**DIRECTIVE**
What is the number of lines containing the string "kcal"? Answer with the number only.

---------- MATERIALS PROVIDED ----------

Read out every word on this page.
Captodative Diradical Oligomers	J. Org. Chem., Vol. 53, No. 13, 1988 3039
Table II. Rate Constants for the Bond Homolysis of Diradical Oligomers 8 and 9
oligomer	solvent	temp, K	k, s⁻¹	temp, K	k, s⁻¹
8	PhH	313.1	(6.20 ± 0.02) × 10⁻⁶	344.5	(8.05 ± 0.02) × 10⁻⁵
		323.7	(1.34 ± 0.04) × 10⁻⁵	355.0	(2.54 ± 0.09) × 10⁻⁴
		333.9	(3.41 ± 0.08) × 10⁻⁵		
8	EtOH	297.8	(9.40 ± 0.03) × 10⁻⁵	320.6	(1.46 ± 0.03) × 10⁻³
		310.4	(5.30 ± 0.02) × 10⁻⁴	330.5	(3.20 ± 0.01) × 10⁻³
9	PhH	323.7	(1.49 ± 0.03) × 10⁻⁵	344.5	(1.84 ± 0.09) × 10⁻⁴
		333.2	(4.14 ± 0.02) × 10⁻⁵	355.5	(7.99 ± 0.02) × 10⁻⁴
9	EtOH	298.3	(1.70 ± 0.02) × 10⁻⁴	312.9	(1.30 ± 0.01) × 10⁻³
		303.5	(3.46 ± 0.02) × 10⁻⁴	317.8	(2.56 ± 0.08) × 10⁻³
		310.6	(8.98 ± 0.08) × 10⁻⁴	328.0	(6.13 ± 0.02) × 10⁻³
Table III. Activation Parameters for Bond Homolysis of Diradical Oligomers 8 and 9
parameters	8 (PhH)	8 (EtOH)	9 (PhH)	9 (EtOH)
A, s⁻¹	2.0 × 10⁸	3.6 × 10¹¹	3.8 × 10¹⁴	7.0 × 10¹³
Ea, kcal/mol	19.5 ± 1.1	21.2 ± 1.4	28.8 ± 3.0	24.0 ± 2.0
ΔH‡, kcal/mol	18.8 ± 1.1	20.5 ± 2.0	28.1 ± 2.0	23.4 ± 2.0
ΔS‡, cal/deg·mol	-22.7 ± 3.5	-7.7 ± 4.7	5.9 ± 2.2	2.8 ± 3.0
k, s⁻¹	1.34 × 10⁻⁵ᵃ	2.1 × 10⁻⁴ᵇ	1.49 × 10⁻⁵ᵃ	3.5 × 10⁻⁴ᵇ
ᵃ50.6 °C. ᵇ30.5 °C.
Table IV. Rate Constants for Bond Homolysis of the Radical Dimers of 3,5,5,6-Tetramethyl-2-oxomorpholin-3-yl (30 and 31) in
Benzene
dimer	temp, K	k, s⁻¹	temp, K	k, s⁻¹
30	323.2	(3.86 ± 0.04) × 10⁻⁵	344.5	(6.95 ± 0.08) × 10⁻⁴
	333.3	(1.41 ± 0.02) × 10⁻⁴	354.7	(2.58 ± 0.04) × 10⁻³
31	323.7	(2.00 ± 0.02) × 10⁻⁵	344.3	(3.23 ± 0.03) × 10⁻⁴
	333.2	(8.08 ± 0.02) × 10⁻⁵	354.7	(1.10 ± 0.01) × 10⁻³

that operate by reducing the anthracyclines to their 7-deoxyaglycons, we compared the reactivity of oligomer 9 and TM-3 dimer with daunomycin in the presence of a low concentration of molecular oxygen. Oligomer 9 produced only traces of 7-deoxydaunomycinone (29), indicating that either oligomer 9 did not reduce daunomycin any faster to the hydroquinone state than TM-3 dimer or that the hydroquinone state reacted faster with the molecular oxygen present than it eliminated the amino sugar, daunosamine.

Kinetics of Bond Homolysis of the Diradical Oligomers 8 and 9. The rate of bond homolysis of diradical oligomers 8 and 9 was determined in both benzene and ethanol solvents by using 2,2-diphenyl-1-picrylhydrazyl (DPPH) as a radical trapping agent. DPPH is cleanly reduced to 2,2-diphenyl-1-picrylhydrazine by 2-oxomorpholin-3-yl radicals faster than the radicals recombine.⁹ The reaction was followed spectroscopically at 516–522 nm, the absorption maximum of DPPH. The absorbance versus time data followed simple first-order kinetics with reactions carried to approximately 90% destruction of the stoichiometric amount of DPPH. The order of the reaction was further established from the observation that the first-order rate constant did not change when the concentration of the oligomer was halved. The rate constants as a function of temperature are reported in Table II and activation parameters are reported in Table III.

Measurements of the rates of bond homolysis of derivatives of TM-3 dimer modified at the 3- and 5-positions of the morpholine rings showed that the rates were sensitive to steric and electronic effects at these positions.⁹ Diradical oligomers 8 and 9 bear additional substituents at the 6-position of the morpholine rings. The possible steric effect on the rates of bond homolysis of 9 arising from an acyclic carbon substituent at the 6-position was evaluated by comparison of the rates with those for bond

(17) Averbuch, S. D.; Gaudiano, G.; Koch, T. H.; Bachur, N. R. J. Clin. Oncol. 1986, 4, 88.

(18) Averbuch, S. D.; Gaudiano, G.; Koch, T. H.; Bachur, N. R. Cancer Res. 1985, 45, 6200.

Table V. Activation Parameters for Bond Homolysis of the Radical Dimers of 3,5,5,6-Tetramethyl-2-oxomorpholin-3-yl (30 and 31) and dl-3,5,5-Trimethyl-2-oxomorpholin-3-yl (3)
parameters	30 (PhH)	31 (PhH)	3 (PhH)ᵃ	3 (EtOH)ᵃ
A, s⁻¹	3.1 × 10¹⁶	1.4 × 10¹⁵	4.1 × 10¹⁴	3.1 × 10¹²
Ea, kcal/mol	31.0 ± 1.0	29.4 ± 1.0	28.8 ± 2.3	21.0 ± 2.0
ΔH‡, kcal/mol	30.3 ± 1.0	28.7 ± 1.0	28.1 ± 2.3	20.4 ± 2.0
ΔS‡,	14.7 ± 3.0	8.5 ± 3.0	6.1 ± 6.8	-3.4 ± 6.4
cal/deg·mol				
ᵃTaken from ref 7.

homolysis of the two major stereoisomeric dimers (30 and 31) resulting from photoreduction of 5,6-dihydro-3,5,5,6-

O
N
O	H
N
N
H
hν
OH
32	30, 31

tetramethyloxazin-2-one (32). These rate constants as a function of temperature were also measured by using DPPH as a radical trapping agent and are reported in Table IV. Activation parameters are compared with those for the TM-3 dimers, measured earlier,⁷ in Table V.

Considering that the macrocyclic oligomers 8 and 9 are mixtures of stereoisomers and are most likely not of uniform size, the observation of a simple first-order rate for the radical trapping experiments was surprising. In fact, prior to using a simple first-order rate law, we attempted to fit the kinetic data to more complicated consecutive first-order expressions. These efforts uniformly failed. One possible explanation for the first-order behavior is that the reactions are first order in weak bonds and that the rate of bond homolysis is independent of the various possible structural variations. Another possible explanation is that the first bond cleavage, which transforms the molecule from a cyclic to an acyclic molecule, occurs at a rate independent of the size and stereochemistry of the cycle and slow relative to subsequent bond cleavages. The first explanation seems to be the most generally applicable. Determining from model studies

----------

**RESPONSE TO THE TASK**
4